Problem to solve: In the text on American sports theatre below, retype the passage starting at "American sports theatre" and ending at "at the Rovers.".

American sports theatre

Personally I don’t think the Americans are such a bad bunch at the end of the day, in much the same way I think a bit of crack now and then doesn’t do you any bad. What they do suck at big time, though, is sports. Not sport itself – they’re fast little bastards and tall as trees when need be – but their sports are full-on all-round lame. All my life I’ve just laughed them off but in the last ten years, more and more of their theatricism and showmanship has pervaded the true English sport – football – and this last month has seen two examples that if they were ever to occur in the Premier League I would have to stop visiting pubs showing dodgy Arabian coverage and getting sly tickets from my mate at the Rovers.

This first example shows the kind of shit, unwarranted hype of every moment in a game that Sky do to a degree, but ITV are the worst culprits of. EVERY! moment has to BE! punctuated by SOMETHING! so exciting you can’t change CHANNEL! Witness this bunch of Yankee ponces getting flustered over a broken bit of glass.

Horrendous.

Next up we’ve got a piece of hooliganism that would have Brian Clough turning in his grave.

Who are these guys, the Lakers Casuals? They must meet in bars beforehand, sink two Buds and go cause a riot with ISO-friendly foam products. Pat Sharpe and the Fun House Crew would wipe the floor with this lot.

In a demented way all of this tiresome theatricism and exaggeration of the most mundane moments does make me yearn for the simpler times of casual violence, Bovril, jumpers for goalposts and muddy 3-2 battles on cold January afternoons. And that’s coming from a vegetarian whose sole combat experience of the last 20 years consists of clipping a camp youth around the ear. Joking aside, there’s a valid point; Americanising everything reduces it to a sanitised, family-friendly product void of any of the real-world excitement, danger, smells and sounds of the English version. We had something to be proud of but it’s completely gone at the top level – the atmosphere at even the best Premier League game today is totally stifled by the “family-friendly” ethos – and you need to drop down a few leagues to get a taste of what every ground used to be like. It’s a shame, but I’m sure it’s already too far down the line, too much money involved, to turn round from the American way.

(Element boundary records)
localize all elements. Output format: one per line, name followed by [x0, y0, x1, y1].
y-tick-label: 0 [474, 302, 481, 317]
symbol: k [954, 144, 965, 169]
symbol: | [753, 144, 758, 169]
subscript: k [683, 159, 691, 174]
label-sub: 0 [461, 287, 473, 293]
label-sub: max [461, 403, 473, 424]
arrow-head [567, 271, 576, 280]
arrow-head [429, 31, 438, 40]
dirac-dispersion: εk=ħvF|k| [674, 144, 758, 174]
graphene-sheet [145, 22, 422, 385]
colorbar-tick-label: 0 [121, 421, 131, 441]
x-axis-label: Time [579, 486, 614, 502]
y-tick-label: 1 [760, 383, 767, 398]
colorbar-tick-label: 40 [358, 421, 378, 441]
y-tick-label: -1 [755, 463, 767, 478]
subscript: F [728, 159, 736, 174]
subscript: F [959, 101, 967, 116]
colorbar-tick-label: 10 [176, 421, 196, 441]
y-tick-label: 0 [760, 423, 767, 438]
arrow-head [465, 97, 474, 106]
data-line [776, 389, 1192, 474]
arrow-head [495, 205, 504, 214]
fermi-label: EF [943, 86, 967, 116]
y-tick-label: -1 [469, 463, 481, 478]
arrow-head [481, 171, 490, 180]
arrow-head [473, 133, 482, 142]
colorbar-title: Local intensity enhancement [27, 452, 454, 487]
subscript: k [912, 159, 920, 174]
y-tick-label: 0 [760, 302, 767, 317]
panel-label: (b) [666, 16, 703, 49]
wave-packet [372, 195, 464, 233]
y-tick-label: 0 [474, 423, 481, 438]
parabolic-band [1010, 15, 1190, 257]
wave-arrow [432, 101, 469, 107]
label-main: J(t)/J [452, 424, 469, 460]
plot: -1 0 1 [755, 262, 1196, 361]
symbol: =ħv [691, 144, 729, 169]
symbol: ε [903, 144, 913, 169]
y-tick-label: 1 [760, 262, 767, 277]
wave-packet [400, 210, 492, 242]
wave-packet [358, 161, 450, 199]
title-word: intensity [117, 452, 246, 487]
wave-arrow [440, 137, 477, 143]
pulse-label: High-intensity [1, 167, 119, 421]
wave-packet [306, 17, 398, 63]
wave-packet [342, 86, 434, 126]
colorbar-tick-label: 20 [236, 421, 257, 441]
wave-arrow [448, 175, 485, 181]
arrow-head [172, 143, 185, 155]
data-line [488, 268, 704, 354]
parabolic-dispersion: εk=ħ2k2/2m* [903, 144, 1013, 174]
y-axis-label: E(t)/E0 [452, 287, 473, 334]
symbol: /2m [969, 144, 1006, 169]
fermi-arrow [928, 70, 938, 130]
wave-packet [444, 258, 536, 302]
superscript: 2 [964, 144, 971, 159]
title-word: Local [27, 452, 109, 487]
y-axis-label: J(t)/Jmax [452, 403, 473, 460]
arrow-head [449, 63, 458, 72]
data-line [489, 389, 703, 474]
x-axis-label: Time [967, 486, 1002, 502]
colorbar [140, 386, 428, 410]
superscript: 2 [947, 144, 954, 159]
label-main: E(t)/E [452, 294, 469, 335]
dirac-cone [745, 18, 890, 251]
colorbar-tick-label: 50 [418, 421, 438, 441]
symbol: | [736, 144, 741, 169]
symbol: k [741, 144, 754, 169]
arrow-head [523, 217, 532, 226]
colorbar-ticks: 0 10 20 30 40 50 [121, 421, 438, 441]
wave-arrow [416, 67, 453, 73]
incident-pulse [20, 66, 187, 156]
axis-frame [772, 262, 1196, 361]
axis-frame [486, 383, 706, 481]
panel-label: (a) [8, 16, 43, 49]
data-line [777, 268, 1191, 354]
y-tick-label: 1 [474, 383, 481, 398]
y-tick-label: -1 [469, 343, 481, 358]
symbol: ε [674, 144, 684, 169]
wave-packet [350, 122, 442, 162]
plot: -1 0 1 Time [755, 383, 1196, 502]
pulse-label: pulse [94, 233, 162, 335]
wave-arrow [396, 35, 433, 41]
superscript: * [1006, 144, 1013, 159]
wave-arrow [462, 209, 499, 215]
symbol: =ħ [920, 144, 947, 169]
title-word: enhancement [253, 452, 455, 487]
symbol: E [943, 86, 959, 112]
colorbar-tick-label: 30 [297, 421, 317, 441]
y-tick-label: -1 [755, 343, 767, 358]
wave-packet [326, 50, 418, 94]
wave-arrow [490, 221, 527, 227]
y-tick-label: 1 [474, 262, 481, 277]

Output for this exercise:
American sports theatre

Personally I don’t think the Americans are such a bad bunch at the end of the day, in much the same way I think a bit of crack now and then doesn’t do you any bad. What they do suck at big time, though, is sports. Not sport itself – they’re fast little bastards and tall as trees when need be – but their sports are full-on all-round lame. All my life I’ve just laughed them off but in the last ten years, more and more of their theatricism and showmanship has pervaded the true English sport – football – and this last month has seen two examples that if they were ever to occur in the Premier League I would have to stop visiting pubs showing dodgy Arabian coverage and getting sly tickets from my mate at the Rovers.